─── Exercise material
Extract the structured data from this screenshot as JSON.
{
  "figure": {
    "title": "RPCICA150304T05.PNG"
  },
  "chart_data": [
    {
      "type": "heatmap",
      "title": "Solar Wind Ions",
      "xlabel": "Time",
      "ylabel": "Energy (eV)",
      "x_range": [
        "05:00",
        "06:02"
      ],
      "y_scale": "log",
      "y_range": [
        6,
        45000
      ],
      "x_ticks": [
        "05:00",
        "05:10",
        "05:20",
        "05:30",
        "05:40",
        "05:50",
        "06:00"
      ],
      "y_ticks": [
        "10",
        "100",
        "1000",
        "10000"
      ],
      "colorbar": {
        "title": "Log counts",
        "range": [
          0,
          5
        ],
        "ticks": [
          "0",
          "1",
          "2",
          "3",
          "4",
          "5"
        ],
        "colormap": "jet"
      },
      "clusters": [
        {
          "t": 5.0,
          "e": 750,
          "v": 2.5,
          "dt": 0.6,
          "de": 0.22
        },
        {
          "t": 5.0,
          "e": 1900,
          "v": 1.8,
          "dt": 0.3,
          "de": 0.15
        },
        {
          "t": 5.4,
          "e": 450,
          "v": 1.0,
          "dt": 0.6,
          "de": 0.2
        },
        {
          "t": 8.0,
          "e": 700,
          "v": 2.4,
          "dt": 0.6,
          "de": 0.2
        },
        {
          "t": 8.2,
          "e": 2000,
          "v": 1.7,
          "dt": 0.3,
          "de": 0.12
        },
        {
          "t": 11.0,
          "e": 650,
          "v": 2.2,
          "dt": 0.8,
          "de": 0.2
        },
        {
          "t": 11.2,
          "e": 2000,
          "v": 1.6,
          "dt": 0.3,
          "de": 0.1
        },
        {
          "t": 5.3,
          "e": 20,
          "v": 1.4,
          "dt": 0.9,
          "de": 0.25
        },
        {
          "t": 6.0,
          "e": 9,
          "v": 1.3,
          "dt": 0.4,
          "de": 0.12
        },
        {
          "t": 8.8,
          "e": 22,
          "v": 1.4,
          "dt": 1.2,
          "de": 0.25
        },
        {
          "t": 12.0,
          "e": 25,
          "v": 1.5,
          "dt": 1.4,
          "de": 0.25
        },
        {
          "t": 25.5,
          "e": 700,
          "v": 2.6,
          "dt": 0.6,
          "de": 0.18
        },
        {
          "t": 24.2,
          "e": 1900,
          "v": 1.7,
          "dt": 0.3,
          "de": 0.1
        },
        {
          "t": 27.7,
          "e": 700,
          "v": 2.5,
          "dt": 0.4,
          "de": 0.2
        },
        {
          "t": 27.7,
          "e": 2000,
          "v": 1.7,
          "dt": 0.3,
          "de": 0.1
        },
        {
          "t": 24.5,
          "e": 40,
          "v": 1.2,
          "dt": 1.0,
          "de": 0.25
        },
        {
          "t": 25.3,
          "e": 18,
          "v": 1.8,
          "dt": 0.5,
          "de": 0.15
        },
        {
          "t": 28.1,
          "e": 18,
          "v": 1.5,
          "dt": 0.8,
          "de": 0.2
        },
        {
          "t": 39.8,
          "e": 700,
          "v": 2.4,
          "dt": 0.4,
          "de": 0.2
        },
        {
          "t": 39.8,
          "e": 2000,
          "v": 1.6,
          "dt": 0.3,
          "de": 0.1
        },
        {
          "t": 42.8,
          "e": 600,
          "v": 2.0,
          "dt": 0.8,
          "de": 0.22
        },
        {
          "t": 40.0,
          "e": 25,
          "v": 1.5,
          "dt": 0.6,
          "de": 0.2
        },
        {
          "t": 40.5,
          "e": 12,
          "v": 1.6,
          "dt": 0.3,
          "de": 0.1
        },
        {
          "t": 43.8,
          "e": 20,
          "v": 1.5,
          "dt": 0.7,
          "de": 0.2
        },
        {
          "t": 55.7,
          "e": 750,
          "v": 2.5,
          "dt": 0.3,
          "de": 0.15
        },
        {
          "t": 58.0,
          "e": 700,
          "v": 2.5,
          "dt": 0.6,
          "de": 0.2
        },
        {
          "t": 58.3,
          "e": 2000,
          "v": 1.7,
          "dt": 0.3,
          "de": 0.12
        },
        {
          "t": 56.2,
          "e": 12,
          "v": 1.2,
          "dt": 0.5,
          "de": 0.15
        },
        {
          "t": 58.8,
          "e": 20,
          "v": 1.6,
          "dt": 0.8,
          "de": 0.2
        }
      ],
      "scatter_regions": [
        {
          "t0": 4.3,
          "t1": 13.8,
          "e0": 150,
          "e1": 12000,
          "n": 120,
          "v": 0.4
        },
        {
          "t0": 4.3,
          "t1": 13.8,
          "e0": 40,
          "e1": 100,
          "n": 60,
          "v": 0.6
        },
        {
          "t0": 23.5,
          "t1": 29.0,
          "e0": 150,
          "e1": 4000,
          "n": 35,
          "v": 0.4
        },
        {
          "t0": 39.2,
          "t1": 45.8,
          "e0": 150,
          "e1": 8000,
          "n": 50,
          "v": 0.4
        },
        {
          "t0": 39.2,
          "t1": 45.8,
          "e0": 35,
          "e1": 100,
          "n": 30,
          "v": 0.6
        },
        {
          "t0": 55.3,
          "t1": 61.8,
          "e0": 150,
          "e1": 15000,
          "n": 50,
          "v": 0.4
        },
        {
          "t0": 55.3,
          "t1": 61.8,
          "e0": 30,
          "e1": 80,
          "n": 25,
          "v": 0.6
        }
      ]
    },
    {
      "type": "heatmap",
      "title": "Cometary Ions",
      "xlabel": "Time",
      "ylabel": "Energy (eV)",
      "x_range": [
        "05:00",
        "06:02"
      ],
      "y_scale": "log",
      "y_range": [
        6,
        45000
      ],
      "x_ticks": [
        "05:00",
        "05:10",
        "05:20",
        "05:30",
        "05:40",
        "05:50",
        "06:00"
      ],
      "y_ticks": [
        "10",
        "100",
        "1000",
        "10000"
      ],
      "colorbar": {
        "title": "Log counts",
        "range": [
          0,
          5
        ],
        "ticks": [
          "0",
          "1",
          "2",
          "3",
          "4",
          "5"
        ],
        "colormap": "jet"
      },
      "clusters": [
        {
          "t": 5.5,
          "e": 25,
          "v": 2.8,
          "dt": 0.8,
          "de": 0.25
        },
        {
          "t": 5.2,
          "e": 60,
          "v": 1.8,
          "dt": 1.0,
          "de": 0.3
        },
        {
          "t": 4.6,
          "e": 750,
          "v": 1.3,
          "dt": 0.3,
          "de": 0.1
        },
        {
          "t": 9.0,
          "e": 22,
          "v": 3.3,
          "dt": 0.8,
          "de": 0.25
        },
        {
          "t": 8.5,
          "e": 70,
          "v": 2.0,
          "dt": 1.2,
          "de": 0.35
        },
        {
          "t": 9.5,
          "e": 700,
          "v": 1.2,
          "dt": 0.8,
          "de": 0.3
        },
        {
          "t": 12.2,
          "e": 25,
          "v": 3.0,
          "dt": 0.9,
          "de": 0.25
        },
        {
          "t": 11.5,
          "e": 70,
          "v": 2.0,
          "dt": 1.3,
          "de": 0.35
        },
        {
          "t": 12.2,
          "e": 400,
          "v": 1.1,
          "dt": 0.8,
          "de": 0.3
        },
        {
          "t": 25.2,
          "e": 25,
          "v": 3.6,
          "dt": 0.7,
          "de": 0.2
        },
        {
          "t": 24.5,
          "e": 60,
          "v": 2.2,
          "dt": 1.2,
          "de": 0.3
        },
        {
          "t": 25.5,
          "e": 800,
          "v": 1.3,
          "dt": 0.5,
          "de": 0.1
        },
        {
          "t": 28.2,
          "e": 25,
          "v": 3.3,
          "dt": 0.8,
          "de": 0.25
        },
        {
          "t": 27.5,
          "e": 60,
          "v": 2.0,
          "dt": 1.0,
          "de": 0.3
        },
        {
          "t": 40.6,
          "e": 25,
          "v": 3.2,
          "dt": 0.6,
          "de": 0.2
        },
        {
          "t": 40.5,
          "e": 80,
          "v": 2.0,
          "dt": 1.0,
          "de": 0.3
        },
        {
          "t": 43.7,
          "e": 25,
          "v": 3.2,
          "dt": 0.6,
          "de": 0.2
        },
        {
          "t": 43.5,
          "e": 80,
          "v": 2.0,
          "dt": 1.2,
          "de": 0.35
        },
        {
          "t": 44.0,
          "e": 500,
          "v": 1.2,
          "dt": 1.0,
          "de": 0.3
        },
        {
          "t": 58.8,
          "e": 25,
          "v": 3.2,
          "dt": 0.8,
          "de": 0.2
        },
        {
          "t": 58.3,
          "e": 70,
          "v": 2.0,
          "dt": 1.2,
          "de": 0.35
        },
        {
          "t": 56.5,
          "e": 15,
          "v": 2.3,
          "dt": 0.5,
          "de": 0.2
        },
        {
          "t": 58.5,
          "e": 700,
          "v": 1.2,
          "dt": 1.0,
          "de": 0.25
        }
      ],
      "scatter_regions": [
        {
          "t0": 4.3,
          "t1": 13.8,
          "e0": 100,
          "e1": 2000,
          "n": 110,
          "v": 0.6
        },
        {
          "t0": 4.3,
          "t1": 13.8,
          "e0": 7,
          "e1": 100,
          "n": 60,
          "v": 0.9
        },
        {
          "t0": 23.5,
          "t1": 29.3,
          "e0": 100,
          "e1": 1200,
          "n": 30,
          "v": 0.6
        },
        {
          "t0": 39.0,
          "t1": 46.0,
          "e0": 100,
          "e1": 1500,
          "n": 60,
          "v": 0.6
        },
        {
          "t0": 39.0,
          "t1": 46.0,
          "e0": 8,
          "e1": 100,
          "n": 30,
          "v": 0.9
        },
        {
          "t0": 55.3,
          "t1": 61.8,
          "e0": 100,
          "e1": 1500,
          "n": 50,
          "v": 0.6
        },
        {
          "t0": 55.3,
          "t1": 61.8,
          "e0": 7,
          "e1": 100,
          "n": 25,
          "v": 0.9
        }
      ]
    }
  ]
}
──────
Requirements:
Copy every single line of the material above that holds "title".

Solution:
    "title": "RPCICA150304T05.PNG"
      "title": "Solar Wind Ions",
        "title": "Log counts",
      "title": "Cometary Ions",
        "title": "Log counts",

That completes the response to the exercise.